Peekaboo Beans (PBB.V) CEO Traci Costa has been in more newspaper and magazine articles this month than Jennifer Lawrence, it seems, and in catching that media wave, her direct sales kids clothing company has brought a new audience to the Canadian investing scene.
“We wanted to raise capital for expansion and allow ownership [by] our sales force,” Costa told Vancouver Sun business journalist Jenny Lee this week. “This gives them the opportunity to be shareholders of the business that their hearts beat strong for already.”
And they have indeed become shareholders. Every one of Costa’s 20 employees, she says, has taken a stake in the company now that’s it’s gone public.
Opening day trading Thursday took the company stock to $0.99 on debut.
PBB raised just over $1 million in a recent financing, on the back of $3 million in unaudited sales for 2015. Costa says the company will be breakeven in 2017, but right now she’s focused on continued growth, something all that press will no doubt help with.
She’s shown up at just the right time. As Aritizia’s terrible, pointless, bad for business IPO looms, bringing with it no doubt a lot of first time shareholders, and bagmaker Mezzi (MZI.V) continues its march to celebrity endorsement-ville, and athletic apparelco RYU (RYU.V) announces its plans to open four more stores to compliment its pilot outlet in Kitsilano, Vancouver’s fashion scene is surging a little.

* **Entries**
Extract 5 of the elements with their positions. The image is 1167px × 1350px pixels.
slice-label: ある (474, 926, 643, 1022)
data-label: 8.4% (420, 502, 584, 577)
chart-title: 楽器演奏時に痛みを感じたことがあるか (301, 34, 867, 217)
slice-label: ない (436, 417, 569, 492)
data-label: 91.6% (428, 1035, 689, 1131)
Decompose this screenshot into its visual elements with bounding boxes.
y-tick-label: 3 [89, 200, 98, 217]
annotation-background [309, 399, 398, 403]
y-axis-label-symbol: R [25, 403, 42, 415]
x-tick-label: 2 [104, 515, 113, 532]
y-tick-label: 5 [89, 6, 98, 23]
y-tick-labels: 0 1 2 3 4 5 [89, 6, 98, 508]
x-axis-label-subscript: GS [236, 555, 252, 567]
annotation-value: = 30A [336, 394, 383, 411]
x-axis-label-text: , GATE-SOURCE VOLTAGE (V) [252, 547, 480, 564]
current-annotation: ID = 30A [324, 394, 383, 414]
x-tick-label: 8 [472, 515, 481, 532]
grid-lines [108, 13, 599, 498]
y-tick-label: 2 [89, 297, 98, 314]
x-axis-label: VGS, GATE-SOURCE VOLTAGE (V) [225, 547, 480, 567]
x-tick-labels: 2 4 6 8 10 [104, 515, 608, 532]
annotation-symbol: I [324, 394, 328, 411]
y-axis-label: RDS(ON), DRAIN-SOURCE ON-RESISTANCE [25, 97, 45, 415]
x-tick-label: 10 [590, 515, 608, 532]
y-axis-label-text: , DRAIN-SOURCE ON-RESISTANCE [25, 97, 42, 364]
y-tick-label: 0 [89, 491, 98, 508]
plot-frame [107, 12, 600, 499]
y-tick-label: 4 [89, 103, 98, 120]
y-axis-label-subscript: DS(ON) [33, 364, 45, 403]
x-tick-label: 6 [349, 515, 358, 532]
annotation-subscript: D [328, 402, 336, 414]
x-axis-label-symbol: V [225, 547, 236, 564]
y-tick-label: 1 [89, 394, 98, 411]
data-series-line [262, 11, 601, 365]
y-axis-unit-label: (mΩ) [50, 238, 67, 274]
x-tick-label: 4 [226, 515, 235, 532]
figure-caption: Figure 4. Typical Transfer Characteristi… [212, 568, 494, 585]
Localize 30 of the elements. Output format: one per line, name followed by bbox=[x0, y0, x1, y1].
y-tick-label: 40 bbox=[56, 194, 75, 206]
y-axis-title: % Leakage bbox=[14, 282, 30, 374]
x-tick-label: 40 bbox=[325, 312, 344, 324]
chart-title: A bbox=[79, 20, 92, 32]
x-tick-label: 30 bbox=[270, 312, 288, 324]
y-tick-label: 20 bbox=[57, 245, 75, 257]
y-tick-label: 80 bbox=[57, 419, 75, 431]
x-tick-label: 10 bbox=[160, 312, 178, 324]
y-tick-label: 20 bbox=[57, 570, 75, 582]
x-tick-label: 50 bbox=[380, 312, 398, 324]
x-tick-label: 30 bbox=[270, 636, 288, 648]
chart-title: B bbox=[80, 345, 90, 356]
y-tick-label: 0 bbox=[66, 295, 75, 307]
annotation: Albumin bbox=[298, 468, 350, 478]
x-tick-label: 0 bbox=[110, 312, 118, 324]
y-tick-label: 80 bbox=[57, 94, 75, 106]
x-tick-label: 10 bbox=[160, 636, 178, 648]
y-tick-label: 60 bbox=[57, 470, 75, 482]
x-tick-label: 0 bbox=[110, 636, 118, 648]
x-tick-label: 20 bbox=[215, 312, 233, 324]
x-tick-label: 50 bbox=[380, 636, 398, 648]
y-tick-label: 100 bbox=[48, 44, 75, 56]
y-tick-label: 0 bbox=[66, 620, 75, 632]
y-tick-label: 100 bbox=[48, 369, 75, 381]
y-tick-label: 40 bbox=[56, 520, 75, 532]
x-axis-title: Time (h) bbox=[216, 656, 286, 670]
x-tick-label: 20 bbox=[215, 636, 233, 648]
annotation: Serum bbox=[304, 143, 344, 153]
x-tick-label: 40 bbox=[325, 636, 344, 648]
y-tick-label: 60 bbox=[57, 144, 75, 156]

* **Objective**
Reproduce the stretch of the Peekaboo Beans article from "PBB raised just" through "doubt help with.", word for word.

* **Output**
PBB raised just over $1 million in a recent financing, on the back of $3 million in unaudited sales for 2015. Costa says the company will be breakeven in 2017, but right now she’s focused on continued growth, something all that press will no doubt help with.